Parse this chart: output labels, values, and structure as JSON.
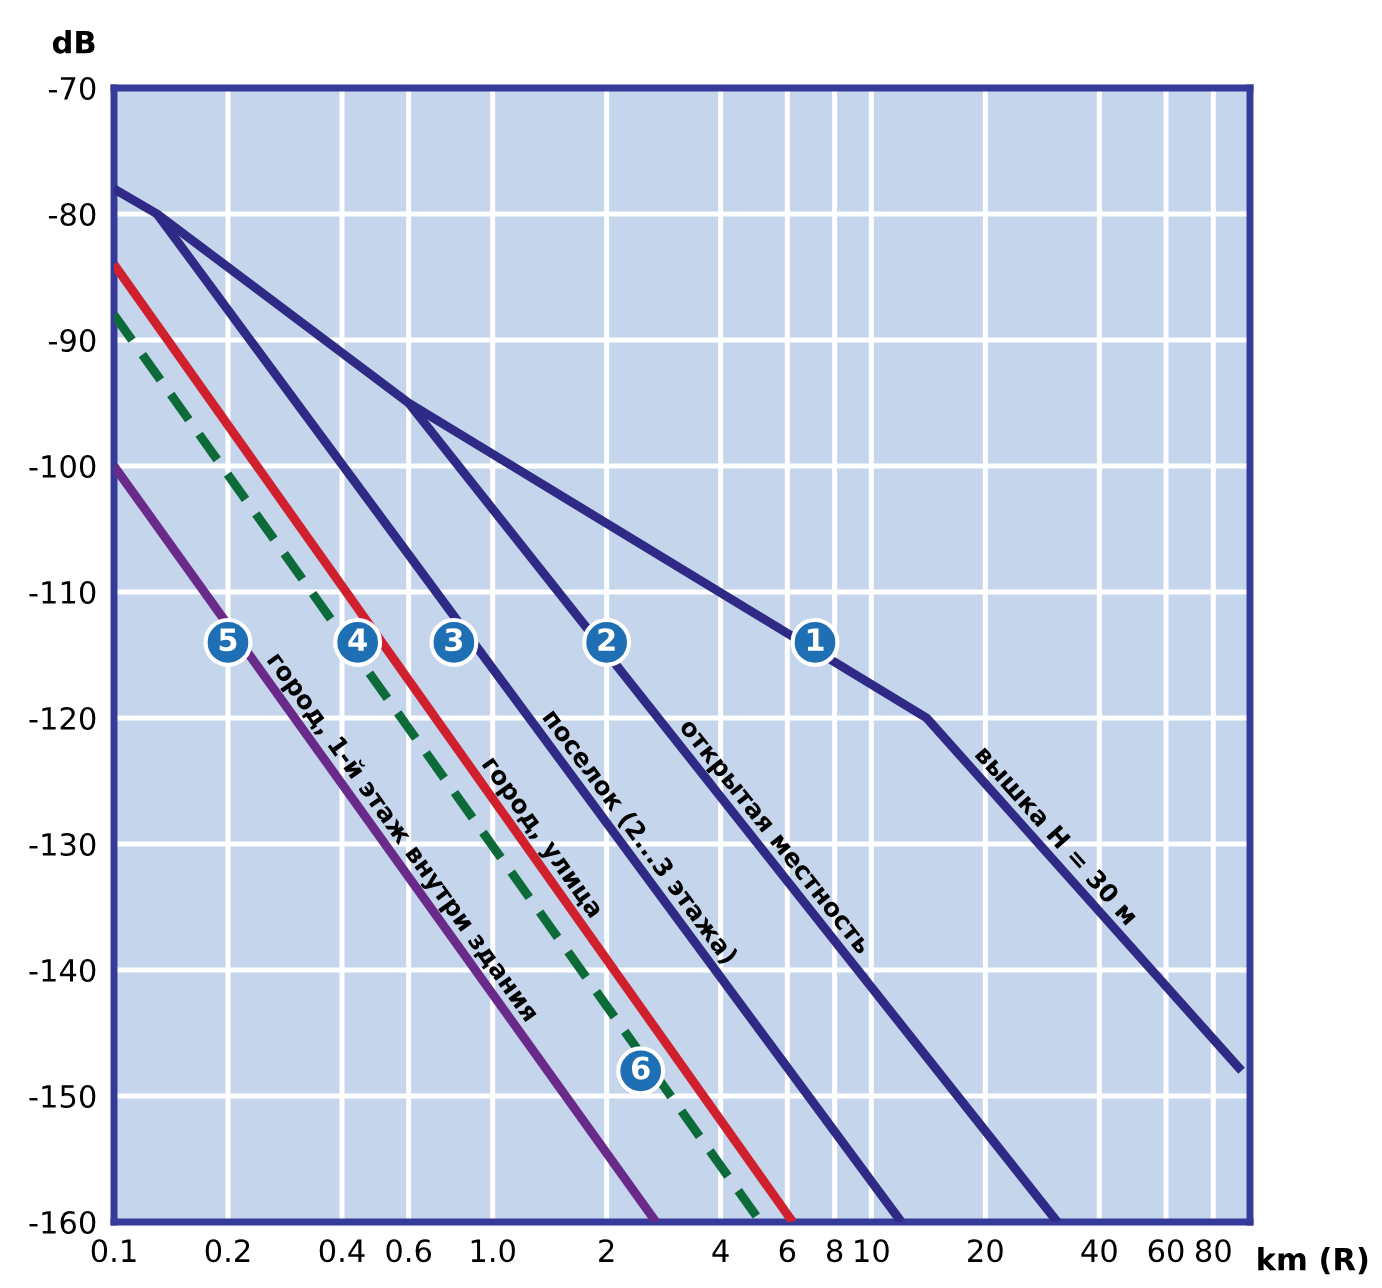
{
  "chart_data": {
    "type": "line",
    "xlabel": "km (R)",
    "ylabel": "dB",
    "log": "x",
    "xlim": [
      0.1,
      100
    ],
    "ylim": [
      -160,
      -70
    ],
    "xticks": [
      0.1,
      0.2,
      0.4,
      0.6,
      {
        "value": 1,
        "label": "1.0"
      },
      2,
      4,
      6,
      8,
      10,
      20,
      40,
      60,
      80
    ],
    "yticks": [
      -160,
      -150,
      -140,
      -130,
      -120,
      -110,
      -100,
      -90,
      -80,
      -70
    ],
    "grid": true,
    "legend": false,
    "marker": "none",
    "series": [
      {
        "name": "вышка H = 30 м",
        "color": "#2e2a86",
        "x": [
          0.1,
          0.13,
          0.6,
          14,
          95
        ],
        "values": [
          -78,
          -80,
          -95,
          -120,
          -148
        ]
      },
      {
        "name": "открытая местность",
        "color": "#2e2a86",
        "x": [
          0.6,
          31
        ],
        "values": [
          -95,
          -160
        ]
      },
      {
        "name": "поселок (2...3 этажа)",
        "color": "#2e2a86",
        "x": [
          0.13,
          12
        ],
        "values": [
          -80,
          -160
        ]
      },
      {
        "name": "город, улица",
        "color": "#d0202e",
        "x": [
          0.1,
          6.2
        ],
        "values": [
          -84,
          -160
        ]
      },
      {
        "name": "город, 1-й этаж внутри здания",
        "color": "#6a2a8a",
        "x": [
          0.1,
          2.7
        ],
        "values": [
          -100,
          -160
        ]
      },
      {
        "color": "#0d6b3a",
        "line_style": "dashed",
        "x": [
          0.1,
          5.1
        ],
        "values": [
          -88,
          -160
        ]
      }
    ],
    "annotations": [
      {
        "text": "1",
        "x": 7.1,
        "y": -114
      },
      {
        "text": "2",
        "x": 2.0,
        "y": -114
      },
      {
        "text": "3",
        "x": 0.79,
        "y": -114
      },
      {
        "text": "4",
        "x": 0.44,
        "y": -114
      },
      {
        "text": "5",
        "x": 0.2,
        "y": -114
      },
      {
        "text": "6",
        "x": 2.46,
        "y": -148
      }
    ]
  }
}
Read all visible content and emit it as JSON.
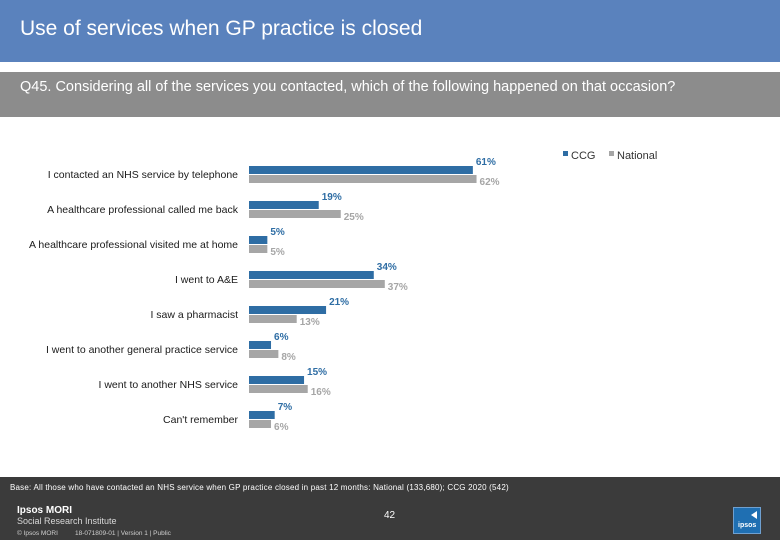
{
  "header": {
    "title": "Use of services when GP practice is closed",
    "question": "Q45. Considering all of the services you contacted, which of the following happened on that occasion?"
  },
  "chart_data": {
    "type": "bar",
    "orientation": "horizontal",
    "title": "",
    "categories": [
      "I contacted an NHS service by telephone",
      "A healthcare professional called me back",
      "A healthcare professional visited me at home",
      "I went to A&E",
      "I saw a pharmacist",
      "I went to another general practice service",
      "I  went to another NHS service",
      "Can't remember"
    ],
    "series": [
      {
        "name": "CCG",
        "color": "#2e6da4",
        "values": [
          61,
          19,
          5,
          34,
          21,
          6,
          15,
          7
        ],
        "labels": [
          "61%",
          "19%",
          "5%",
          "34%",
          "21%",
          "6%",
          "15%",
          "7%"
        ]
      },
      {
        "name": "National",
        "color": "#a6a6a6",
        "values": [
          62,
          25,
          5,
          37,
          13,
          8,
          16,
          6
        ],
        "labels": [
          "62%",
          "25%",
          "5%",
          "37%",
          "13%",
          "8%",
          "16%",
          "6%"
        ]
      }
    ],
    "legend": "top-right",
    "xlim": [
      0,
      100
    ],
    "grid": false
  },
  "footer": {
    "base_note": "Base: All those who have contacted an NHS service when GP practice closed in past 12 months: National (133,680); CCG 2020 (542)",
    "logo_line1": "Ipsos MORI",
    "logo_line2": "Social Research Institute",
    "page_number": "42",
    "copyright": "© Ipsos MORI",
    "doc_ref": "18-071809-01 | Version 1 | Public",
    "badge_text": "ipsos"
  }
}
^^^^^^^^^^^^^^^^
- [Aim of the exercise]: Word for word, quote the full listing, omitting every picture.

- [Result of the exercise]:
Parse this chart: output labels, values, and structure as JSON.
{
  "chart_data": {
    "type": "line",
    "xlabel": "km (R)",
    "ylabel": "dB",
    "log": "x",
    "xlim": [
      0.1,
      100
    ],
    "ylim": [
      -160,
      -70
    ],
    "xticks": [
      0.1,
      0.2,
      0.4,
      0.6,
      {
        "value": 1,
        "label": "1.0"
      },
      2,
      4,
      6,
      8,
      10,
      20,
      40,
      60,
      80
    ],
    "yticks": [
      -160,
      -150,
      -140,
      -130,
      -120,
      -110,
      -100,
      -90,
      -80,
      -70
    ],
    "grid": true,
    "legend": false,
    "marker": "none",
    "series": [
      {
        "name": "вышка H = 30 м",
        "color": "#2e2a86",
        "x": [
          0.1,
          0.13,
          0.6,
          14,
          95
        ],
        "values": [
          -78,
          -80,
          -95,
          -120,
          -148
        ]
      },
      {
        "name": "открытая местность",
        "color": "#2e2a86",
        "x": [
          0.6,
          31
        ],
        "values": [
          -95,
          -160
        ]
      },
      {
        "name": "поселок (2...3 этажа)",
        "color": "#2e2a86",
        "x": [
          0.13,
          12
        ],
        "values": [
          -80,
          -160
        ]
      },
      {
        "name": "город, улица",
        "color": "#d0202e",
        "x": [
          0.1,
          6.2
        ],
        "values": [
          -84,
          -160
        ]
      },
      {
        "name": "город, 1-й этаж внутри здания",
        "color": "#6a2a8a",
        "x": [
          0.1,
          2.7
        ],
        "values": [
          -100,
          -160
        ]
      },
      {
        "color": "#0d6b3a",
        "line_style": "dashed",
        "x": [
          0.1,
          5.1
        ],
        "values": [
          -88,
          -160
        ]
      }
    ],
    "annotations": [
      {
        "text": "1",
        "x": 7.1,
        "y": -114
      },
      {
        "text": "2",
        "x": 2.0,
        "y": -114
      },
      {
        "text": "3",
        "x": 0.79,
        "y": -114
      },
      {
        "text": "4",
        "x": 0.44,
        "y": -114
      },
      {
        "text": "5",
        "x": 0.2,
        "y": -114
      },
      {
        "text": "6",
        "x": 2.46,
        "y": -148
      }
    ]
  }
}
Read all visible content and emit it as JSON.
{
  "header": {
    "title": "Use of services when GP practice is closed",
    "question": "Q45. Considering all of the services you contacted, which of the following happened on that occasion?"
  },
  "chart_data": {
    "type": "bar",
    "orientation": "horizontal",
    "title": "",
    "categories": [
      "I contacted an NHS service by telephone",
      "A healthcare professional called me back",
      "A healthcare professional visited me at home",
      "I went to A&E",
      "I saw a pharmacist",
      "I went to another general practice service",
      "I  went to another NHS service",
      "Can't remember"
    ],
    "series": [
      {
        "name": "CCG",
        "color": "#2e6da4",
        "values": [
          61,
          19,
          5,
          34,
          21,
          6,
          15,
          7
        ],
        "labels": [
          "61%",
          "19%",
          "5%",
          "34%",
          "21%",
          "6%",
          "15%",
          "7%"
        ]
      },
      {
        "name": "National",
        "color": "#a6a6a6",
        "values": [
          62,
          25,
          5,
          37,
          13,
          8,
          16,
          6
        ],
        "labels": [
          "62%",
          "25%",
          "5%",
          "37%",
          "13%",
          "8%",
          "16%",
          "6%"
        ]
      }
    ],
    "legend": "top-right",
    "xlim": [
      0,
      100
    ],
    "grid": false
  },
  "footer": {
    "base_note": "Base: All those who have contacted an NHS service when GP practice closed in past 12 months: National (133,680); CCG 2020 (542)",
    "logo_line1": "Ipsos MORI",
    "logo_line2": "Social Research Institute",
    "page_number": "42",
    "copyright": "© Ipsos MORI",
    "doc_ref": "18-071809-01 | Version 1 | Public",
    "badge_text": "ipsos"
  }
}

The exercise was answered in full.